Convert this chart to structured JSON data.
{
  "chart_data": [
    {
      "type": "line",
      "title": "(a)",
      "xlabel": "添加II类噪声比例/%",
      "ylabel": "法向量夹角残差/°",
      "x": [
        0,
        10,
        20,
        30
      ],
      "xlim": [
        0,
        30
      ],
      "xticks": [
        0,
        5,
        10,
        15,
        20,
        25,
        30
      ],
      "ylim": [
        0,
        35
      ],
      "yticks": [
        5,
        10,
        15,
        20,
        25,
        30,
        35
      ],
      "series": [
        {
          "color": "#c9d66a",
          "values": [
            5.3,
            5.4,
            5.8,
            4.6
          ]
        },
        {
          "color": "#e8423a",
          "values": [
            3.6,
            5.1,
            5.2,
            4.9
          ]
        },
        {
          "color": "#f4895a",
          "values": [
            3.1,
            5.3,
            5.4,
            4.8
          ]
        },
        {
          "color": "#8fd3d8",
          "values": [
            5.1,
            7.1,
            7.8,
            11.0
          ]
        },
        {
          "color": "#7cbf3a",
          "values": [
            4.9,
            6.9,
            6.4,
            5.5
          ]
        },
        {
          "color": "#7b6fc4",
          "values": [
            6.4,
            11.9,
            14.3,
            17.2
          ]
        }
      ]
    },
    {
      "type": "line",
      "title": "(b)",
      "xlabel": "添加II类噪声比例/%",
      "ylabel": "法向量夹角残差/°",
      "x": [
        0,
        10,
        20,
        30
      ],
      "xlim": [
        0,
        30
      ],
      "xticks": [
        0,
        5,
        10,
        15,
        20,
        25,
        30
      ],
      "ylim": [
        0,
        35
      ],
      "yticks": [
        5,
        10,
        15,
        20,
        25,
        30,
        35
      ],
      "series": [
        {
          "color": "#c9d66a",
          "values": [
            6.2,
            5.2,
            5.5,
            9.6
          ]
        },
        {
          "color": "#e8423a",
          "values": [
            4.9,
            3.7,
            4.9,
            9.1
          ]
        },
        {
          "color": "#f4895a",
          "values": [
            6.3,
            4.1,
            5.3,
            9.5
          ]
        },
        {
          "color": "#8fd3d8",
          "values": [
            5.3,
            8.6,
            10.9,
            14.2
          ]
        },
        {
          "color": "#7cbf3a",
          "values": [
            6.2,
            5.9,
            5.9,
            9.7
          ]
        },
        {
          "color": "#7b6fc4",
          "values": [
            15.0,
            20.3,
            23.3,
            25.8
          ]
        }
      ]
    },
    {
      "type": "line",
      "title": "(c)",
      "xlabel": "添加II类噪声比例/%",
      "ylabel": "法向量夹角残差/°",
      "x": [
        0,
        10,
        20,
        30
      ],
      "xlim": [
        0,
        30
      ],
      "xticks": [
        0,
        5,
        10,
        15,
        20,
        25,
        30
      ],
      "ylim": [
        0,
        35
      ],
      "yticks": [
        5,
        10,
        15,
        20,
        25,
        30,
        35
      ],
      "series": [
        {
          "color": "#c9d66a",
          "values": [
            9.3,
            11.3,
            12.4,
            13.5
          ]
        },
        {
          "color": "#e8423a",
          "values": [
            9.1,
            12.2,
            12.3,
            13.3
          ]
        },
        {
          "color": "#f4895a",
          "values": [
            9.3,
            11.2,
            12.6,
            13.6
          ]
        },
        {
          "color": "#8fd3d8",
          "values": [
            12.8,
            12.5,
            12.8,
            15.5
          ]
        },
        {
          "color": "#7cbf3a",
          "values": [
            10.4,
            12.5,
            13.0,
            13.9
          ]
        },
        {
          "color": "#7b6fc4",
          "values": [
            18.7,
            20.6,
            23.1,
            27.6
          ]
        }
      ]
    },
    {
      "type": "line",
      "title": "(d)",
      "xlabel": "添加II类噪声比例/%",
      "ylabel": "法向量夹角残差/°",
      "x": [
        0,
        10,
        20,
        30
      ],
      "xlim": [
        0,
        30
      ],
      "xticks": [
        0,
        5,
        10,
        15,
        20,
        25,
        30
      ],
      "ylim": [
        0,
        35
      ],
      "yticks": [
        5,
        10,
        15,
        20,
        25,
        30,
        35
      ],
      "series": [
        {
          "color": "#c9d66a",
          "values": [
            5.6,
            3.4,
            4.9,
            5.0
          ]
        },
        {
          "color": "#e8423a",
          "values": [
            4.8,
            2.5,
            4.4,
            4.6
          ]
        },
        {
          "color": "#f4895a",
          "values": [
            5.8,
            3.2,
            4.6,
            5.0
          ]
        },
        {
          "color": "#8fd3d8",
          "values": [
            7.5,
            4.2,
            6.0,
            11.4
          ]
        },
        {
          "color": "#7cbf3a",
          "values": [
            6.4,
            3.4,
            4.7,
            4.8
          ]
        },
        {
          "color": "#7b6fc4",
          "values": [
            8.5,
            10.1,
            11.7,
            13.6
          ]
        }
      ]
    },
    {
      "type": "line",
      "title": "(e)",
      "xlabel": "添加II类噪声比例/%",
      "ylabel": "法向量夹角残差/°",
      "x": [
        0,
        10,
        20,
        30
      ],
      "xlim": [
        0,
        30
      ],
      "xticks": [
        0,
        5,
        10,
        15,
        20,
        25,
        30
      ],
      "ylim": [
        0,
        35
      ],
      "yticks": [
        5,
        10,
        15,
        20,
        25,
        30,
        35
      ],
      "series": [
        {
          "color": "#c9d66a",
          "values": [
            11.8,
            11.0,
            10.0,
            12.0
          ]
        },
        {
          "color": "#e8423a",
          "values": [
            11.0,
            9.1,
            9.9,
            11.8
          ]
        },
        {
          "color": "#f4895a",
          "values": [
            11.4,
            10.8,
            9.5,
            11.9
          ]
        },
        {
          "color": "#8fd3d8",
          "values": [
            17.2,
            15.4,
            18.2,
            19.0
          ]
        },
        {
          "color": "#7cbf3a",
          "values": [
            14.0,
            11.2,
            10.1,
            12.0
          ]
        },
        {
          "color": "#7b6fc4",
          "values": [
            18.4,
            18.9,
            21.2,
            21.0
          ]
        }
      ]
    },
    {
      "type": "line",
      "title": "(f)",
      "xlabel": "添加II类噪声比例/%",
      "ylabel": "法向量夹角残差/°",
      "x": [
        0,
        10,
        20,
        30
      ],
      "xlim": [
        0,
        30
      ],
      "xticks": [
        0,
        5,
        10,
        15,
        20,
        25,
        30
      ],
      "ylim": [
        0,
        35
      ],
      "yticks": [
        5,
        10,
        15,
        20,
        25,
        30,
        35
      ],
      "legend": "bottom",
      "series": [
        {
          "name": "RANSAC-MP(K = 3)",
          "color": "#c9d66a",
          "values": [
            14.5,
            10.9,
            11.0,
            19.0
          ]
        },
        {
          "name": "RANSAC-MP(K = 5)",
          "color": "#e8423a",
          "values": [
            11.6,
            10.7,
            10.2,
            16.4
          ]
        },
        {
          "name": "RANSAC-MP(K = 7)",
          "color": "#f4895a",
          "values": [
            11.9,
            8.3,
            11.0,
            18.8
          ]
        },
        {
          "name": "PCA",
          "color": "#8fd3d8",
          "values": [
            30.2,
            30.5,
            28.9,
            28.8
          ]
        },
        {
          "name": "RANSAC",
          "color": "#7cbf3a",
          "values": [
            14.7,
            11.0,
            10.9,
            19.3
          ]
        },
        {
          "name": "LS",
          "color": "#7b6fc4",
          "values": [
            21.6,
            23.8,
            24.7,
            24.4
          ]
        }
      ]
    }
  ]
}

■ ■ ■ ■

- [Problem description]: Transcribe every entry exactly.

- [Right answer]:
Convert this chart to structured JSON data.
{
  "chart_data": [
    {
      "type": "line",
      "title": "(a)",
      "xlabel": "添加II类噪声比例/%",
      "ylabel": "法向量夹角残差/°",
      "x": [
        0,
        10,
        20,
        30
      ],
      "xlim": [
        0,
        30
      ],
      "xticks": [
        0,
        5,
        10,
        15,
        20,
        25,
        30
      ],
      "ylim": [
        0,
        35
      ],
      "yticks": [
        5,
        10,
        15,
        20,
        25,
        30,
        35
      ],
      "series": [
        {
          "color": "#c9d66a",
          "values": [
            5.3,
            5.4,
            5.8,
            4.6
          ]
        },
        {
          "color": "#e8423a",
          "values": [
            3.6,
            5.1,
            5.2,
            4.9
          ]
        },
        {
          "color": "#f4895a",
          "values": [
            3.1,
            5.3,
            5.4,
            4.8
          ]
        },
        {
          "color": "#8fd3d8",
          "values": [
            5.1,
            7.1,
            7.8,
            11.0
          ]
        },
        {
          "color": "#7cbf3a",
          "values": [
            4.9,
            6.9,
            6.4,
            5.5
          ]
        },
        {
          "color": "#7b6fc4",
          "values": [
            6.4,
            11.9,
            14.3,
            17.2
          ]
        }
      ]
    },
    {
      "type": "line",
      "title": "(b)",
      "xlabel": "添加II类噪声比例/%",
      "ylabel": "法向量夹角残差/°",
      "x": [
        0,
        10,
        20,
        30
      ],
      "xlim": [
        0,
        30
      ],
      "xticks": [
        0,
        5,
        10,
        15,
        20,
        25,
        30
      ],
      "ylim": [
        0,
        35
      ],
      "yticks": [
        5,
        10,
        15,
        20,
        25,
        30,
        35
      ],
      "series": [
        {
          "color": "#c9d66a",
          "values": [
            6.2,
            5.2,
            5.5,
            9.6
          ]
        },
        {
          "color": "#e8423a",
          "values": [
            4.9,
            3.7,
            4.9,
            9.1
          ]
        },
        {
          "color": "#f4895a",
          "values": [
            6.3,
            4.1,
            5.3,
            9.5
          ]
        },
        {
          "color": "#8fd3d8",
          "values": [
            5.3,
            8.6,
            10.9,
            14.2
          ]
        },
        {
          "color": "#7cbf3a",
          "values": [
            6.2,
            5.9,
            5.9,
            9.7
          ]
        },
        {
          "color": "#7b6fc4",
          "values": [
            15.0,
            20.3,
            23.3,
            25.8
          ]
        }
      ]
    },
    {
      "type": "line",
      "title": "(c)",
      "xlabel": "添加II类噪声比例/%",
      "ylabel": "法向量夹角残差/°",
      "x": [
        0,
        10,
        20,
        30
      ],
      "xlim": [
        0,
        30
      ],
      "xticks": [
        0,
        5,
        10,
        15,
        20,
        25,
        30
      ],
      "ylim": [
        0,
        35
      ],
      "yticks": [
        5,
        10,
        15,
        20,
        25,
        30,
        35
      ],
      "series": [
        {
          "color": "#c9d66a",
          "values": [
            9.3,
            11.3,
            12.4,
            13.5
          ]
        },
        {
          "color": "#e8423a",
          "values": [
            9.1,
            12.2,
            12.3,
            13.3
          ]
        },
        {
          "color": "#f4895a",
          "values": [
            9.3,
            11.2,
            12.6,
            13.6
          ]
        },
        {
          "color": "#8fd3d8",
          "values": [
            12.8,
            12.5,
            12.8,
            15.5
          ]
        },
        {
          "color": "#7cbf3a",
          "values": [
            10.4,
            12.5,
            13.0,
            13.9
          ]
        },
        {
          "color": "#7b6fc4",
          "values": [
            18.7,
            20.6,
            23.1,
            27.6
          ]
        }
      ]
    },
    {
      "type": "line",
      "title": "(d)",
      "xlabel": "添加II类噪声比例/%",
      "ylabel": "法向量夹角残差/°",
      "x": [
        0,
        10,
        20,
        30
      ],
      "xlim": [
        0,
        30
      ],
      "xticks": [
        0,
        5,
        10,
        15,
        20,
        25,
        30
      ],
      "ylim": [
        0,
        35
      ],
      "yticks": [
        5,
        10,
        15,
        20,
        25,
        30,
        35
      ],
      "series": [
        {
          "color": "#c9d66a",
          "values": [
            5.6,
            3.4,
            4.9,
            5.0
          ]
        },
        {
          "color": "#e8423a",
          "values": [
            4.8,
            2.5,
            4.4,
            4.6
          ]
        },
        {
          "color": "#f4895a",
          "values": [
            5.8,
            3.2,
            4.6,
            5.0
          ]
        },
        {
          "color": "#8fd3d8",
          "values": [
            7.5,
            4.2,
            6.0,
            11.4
          ]
        },
        {
          "color": "#7cbf3a",
          "values": [
            6.4,
            3.4,
            4.7,
            4.8
          ]
        },
        {
          "color": "#7b6fc4",
          "values": [
            8.5,
            10.1,
            11.7,
            13.6
          ]
        }
      ]
    },
    {
      "type": "line",
      "title": "(e)",
      "xlabel": "添加II类噪声比例/%",
      "ylabel": "法向量夹角残差/°",
      "x": [
        0,
        10,
        20,
        30
      ],
      "xlim": [
        0,
        30
      ],
      "xticks": [
        0,
        5,
        10,
        15,
        20,
        25,
        30
      ],
      "ylim": [
        0,
        35
      ],
      "yticks": [
        5,
        10,
        15,
        20,
        25,
        30,
        35
      ],
      "series": [
        {
          "color": "#c9d66a",
          "values": [
            11.8,
            11.0,
            10.0,
            12.0
          ]
        },
        {
          "color": "#e8423a",
          "values": [
            11.0,
            9.1,
            9.9,
            11.8
          ]
        },
        {
          "color": "#f4895a",
          "values": [
            11.4,
            10.8,
            9.5,
            11.9
          ]
        },
        {
          "color": "#8fd3d8",
          "values": [
            17.2,
            15.4,
            18.2,
            19.0
          ]
        },
        {
          "color": "#7cbf3a",
          "values": [
            14.0,
            11.2,
            10.1,
            12.0
          ]
        },
        {
          "color": "#7b6fc4",
          "values": [
            18.4,
            18.9,
            21.2,
            21.0
          ]
        }
      ]
    },
    {
      "type": "line",
      "title": "(f)",
      "xlabel": "添加II类噪声比例/%",
      "ylabel": "法向量夹角残差/°",
      "x": [
        0,
        10,
        20,
        30
      ],
      "xlim": [
        0,
        30
      ],
      "xticks": [
        0,
        5,
        10,
        15,
        20,
        25,
        30
      ],
      "ylim": [
        0,
        35
      ],
      "yticks": [
        5,
        10,
        15,
        20,
        25,
        30,
        35
      ],
      "legend": "bottom",
      "series": [
        {
          "name": "RANSAC-MP(K = 3)",
          "color": "#c9d66a",
          "values": [
            14.5,
            10.9,
            11.0,
            19.0
          ]
        },
        {
          "name": "RANSAC-MP(K = 5)",
          "color": "#e8423a",
          "values": [
            11.6,
            10.7,
            10.2,
            16.4
          ]
        },
        {
          "name": "RANSAC-MP(K = 7)",
          "color": "#f4895a",
          "values": [
            11.9,
            8.3,
            11.0,
            18.8
          ]
        },
        {
          "name": "PCA",
          "color": "#8fd3d8",
          "values": [
            30.2,
            30.5,
            28.9,
            28.8
          ]
        },
        {
          "name": "RANSAC",
          "color": "#7cbf3a",
          "values": [
            14.7,
            11.0,
            10.9,
            19.3
          ]
        },
        {
          "name": "LS",
          "color": "#7b6fc4",
          "values": [
            21.6,
            23.8,
            24.7,
            24.4
          ]
        }
      ]
    }
  ]
}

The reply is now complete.